◆ Aim of the task: State how many lines in the entries below contain "controlado". Write nothing but the number.

===== Exercise material

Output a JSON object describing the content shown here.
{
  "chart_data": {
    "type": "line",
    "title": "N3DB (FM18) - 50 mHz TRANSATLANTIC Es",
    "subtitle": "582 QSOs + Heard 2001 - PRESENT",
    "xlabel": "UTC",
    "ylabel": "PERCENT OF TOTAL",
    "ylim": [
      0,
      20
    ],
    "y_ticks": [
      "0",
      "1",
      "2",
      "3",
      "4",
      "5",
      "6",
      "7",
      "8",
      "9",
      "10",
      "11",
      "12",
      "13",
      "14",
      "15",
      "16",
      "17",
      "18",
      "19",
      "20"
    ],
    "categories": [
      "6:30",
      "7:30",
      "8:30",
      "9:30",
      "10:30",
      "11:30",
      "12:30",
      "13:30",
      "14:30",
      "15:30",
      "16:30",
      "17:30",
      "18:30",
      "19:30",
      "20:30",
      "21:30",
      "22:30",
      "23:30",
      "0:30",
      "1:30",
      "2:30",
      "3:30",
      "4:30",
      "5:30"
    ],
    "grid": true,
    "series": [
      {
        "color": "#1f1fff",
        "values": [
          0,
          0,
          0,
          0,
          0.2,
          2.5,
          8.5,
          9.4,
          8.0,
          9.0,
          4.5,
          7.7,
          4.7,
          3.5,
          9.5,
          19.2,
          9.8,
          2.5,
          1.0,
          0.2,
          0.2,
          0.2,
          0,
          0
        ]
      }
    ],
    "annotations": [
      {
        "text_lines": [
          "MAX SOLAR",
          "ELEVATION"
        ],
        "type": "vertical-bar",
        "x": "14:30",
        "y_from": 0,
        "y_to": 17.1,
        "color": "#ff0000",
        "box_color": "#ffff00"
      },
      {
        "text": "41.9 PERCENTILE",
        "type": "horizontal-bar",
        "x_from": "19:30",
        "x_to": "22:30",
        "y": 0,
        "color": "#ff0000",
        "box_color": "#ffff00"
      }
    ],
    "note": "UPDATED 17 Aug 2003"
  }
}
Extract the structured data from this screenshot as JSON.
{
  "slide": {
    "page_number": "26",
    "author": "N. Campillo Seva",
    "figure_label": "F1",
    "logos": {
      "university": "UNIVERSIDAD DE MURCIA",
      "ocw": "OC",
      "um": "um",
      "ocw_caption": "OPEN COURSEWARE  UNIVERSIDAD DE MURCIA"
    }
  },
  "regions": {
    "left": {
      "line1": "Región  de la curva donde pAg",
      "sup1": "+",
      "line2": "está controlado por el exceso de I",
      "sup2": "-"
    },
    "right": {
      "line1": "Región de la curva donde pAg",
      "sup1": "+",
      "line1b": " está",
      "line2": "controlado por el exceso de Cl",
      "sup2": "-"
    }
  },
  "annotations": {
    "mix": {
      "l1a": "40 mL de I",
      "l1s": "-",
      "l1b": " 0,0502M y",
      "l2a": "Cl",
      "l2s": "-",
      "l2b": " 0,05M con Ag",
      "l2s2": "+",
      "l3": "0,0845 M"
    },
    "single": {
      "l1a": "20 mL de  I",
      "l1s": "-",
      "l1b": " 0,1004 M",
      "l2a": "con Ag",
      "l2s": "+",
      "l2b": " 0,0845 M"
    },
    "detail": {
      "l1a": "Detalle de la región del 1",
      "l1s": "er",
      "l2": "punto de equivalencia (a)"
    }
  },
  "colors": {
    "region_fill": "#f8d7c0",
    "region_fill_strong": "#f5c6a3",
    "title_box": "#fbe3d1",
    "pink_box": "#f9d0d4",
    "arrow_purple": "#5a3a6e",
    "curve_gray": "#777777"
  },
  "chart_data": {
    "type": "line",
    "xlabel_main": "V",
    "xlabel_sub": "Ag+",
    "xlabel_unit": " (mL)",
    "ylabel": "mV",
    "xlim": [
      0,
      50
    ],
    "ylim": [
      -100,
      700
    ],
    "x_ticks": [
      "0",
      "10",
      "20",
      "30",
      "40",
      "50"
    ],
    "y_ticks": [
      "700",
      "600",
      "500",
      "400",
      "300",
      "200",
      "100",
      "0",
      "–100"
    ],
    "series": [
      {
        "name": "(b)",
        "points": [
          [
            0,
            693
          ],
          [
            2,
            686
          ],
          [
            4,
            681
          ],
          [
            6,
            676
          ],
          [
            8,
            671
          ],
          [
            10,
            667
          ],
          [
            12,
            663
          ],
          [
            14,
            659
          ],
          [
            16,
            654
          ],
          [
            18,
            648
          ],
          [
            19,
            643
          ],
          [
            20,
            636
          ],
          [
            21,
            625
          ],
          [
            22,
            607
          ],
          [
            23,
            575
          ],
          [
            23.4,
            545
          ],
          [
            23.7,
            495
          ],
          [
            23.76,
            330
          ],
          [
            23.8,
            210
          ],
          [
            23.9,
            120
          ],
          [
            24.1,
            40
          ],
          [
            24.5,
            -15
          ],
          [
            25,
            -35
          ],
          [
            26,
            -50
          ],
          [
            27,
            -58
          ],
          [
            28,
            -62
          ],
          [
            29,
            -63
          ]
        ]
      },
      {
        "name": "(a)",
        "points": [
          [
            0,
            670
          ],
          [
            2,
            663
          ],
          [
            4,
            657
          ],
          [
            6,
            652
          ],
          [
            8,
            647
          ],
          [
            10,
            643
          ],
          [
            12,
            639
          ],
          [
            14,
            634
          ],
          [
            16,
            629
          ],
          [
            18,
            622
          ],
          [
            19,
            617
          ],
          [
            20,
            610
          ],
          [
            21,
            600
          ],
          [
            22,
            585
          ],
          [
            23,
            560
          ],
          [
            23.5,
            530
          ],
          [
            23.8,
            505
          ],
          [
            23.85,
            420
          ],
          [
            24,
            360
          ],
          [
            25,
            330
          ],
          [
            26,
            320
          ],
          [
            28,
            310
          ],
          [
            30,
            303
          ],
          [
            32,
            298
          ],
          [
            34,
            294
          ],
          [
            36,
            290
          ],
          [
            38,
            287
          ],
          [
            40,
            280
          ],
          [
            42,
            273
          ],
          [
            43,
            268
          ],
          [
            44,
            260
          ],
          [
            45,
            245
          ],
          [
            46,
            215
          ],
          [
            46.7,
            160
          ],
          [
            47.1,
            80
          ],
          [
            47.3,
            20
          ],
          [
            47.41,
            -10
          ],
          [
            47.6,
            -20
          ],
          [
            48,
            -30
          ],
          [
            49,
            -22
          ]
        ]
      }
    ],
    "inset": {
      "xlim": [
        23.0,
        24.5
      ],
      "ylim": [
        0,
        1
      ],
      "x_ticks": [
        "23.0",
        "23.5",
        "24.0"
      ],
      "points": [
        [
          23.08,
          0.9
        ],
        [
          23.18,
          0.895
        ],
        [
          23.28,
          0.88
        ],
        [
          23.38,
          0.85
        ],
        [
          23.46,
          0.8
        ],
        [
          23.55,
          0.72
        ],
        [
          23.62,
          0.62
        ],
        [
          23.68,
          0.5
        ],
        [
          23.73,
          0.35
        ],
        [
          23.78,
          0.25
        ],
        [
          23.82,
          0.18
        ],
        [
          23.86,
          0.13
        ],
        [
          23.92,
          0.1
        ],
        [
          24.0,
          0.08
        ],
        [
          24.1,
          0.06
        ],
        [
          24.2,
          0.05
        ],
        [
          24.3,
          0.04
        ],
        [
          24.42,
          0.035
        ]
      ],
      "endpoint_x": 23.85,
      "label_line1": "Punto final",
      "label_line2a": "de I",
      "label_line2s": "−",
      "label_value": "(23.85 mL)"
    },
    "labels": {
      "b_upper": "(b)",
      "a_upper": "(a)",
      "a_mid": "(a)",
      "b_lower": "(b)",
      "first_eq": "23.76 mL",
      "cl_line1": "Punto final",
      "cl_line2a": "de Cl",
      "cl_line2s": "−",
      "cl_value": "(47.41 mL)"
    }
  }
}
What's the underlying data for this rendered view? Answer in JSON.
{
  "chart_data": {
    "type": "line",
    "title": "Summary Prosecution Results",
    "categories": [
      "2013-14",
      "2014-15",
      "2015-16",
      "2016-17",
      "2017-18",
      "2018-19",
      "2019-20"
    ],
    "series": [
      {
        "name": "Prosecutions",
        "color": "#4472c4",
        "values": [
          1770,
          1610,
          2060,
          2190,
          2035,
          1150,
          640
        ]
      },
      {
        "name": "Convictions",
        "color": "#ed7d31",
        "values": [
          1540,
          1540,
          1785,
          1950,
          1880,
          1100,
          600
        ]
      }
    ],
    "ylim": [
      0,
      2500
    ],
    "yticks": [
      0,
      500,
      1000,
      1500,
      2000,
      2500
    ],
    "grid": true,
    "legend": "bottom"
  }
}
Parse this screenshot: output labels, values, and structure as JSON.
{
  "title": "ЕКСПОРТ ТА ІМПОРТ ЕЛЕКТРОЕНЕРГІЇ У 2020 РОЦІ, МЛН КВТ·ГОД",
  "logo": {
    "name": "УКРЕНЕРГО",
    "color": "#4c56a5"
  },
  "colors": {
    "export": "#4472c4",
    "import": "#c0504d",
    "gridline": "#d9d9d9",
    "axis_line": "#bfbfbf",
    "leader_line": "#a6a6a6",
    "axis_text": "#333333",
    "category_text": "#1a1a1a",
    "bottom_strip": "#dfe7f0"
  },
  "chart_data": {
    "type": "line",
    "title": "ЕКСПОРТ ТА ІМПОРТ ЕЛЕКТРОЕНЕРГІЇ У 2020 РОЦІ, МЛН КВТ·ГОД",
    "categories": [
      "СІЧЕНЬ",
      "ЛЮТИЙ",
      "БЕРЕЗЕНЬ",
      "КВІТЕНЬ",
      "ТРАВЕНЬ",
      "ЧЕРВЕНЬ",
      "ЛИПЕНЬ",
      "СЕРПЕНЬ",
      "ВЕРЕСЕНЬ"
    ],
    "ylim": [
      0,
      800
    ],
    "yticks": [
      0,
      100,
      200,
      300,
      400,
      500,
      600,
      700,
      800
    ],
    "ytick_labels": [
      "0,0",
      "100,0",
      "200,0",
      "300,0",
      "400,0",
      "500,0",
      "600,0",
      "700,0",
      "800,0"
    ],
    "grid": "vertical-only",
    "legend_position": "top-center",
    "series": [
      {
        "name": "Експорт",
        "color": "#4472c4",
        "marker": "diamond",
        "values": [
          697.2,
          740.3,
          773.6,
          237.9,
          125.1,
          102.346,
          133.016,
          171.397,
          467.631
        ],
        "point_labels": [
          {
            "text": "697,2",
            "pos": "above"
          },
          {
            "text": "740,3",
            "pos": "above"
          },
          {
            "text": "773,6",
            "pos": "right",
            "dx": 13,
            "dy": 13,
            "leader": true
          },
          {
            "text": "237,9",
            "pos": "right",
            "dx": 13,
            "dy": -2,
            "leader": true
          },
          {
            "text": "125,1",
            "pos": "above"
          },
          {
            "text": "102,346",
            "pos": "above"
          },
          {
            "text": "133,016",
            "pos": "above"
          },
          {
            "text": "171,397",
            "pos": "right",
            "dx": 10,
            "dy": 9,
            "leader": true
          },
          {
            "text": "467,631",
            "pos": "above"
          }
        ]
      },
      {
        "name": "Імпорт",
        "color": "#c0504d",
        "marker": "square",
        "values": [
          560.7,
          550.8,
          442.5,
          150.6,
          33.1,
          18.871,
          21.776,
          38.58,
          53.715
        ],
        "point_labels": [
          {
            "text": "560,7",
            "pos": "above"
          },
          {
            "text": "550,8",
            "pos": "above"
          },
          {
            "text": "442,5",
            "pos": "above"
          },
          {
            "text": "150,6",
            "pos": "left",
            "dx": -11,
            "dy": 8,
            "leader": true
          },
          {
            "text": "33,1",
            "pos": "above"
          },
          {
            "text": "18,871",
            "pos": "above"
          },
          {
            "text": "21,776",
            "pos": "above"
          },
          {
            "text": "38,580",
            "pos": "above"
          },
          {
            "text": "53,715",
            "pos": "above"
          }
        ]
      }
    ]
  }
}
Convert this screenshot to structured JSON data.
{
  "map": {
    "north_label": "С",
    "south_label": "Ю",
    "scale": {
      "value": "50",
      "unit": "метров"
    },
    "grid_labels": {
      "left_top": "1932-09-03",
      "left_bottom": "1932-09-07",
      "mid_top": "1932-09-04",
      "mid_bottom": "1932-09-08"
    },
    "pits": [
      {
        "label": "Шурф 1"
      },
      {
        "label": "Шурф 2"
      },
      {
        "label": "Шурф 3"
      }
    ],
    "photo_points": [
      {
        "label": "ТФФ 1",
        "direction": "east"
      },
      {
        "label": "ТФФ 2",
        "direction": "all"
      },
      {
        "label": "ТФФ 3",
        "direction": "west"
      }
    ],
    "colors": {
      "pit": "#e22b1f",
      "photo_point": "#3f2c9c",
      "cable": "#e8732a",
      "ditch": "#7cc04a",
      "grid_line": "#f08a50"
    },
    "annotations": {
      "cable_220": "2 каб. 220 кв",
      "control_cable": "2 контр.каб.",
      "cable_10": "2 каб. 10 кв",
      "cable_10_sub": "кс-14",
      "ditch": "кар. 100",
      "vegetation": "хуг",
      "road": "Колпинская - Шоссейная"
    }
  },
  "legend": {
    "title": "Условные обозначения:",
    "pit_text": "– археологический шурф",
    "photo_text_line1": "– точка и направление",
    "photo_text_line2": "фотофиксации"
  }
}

==========

◆ Exercise answer: 2